**Material for this task:**

-----

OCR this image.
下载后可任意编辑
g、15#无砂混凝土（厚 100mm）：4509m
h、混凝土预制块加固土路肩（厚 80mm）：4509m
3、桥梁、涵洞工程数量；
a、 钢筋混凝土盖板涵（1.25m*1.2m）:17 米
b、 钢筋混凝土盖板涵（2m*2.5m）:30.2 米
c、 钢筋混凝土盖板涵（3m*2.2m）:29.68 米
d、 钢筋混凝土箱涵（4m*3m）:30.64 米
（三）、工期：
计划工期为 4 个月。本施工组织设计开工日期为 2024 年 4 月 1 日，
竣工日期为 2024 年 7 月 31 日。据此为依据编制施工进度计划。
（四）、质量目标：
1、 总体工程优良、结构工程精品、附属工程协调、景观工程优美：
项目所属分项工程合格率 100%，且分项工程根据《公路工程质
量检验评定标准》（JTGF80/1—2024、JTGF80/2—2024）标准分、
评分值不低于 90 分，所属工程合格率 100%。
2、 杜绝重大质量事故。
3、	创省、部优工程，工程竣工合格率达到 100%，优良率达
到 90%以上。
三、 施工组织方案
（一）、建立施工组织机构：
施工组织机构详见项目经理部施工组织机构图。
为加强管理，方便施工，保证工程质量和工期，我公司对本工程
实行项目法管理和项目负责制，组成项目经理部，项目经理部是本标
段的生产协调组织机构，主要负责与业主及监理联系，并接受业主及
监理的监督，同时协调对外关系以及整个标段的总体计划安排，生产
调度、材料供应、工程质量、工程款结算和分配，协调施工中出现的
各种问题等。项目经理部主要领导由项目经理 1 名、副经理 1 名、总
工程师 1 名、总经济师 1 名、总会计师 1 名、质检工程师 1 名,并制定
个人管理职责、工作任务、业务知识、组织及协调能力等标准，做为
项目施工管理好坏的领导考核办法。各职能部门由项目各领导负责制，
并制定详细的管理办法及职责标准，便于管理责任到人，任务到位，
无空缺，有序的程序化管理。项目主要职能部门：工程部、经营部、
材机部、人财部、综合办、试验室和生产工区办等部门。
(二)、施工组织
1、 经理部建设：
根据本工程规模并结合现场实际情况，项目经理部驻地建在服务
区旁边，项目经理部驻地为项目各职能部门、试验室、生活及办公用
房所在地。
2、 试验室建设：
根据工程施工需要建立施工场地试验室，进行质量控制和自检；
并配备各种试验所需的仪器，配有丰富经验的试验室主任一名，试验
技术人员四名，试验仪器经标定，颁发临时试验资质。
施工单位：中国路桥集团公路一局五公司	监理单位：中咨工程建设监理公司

-----

**Exercise aim:** Copy every line in the listing above where the string "钢筋混凝土盖板涵" turns up.

**Worked answer:**
a、 钢筋混凝土盖板涵（1.25m*1.2m）:17 米
b、 钢筋混凝土盖板涵（2m*2.5m）:30.2 米
c、 钢筋混凝土盖板涵（3m*2.2m）:29.68 米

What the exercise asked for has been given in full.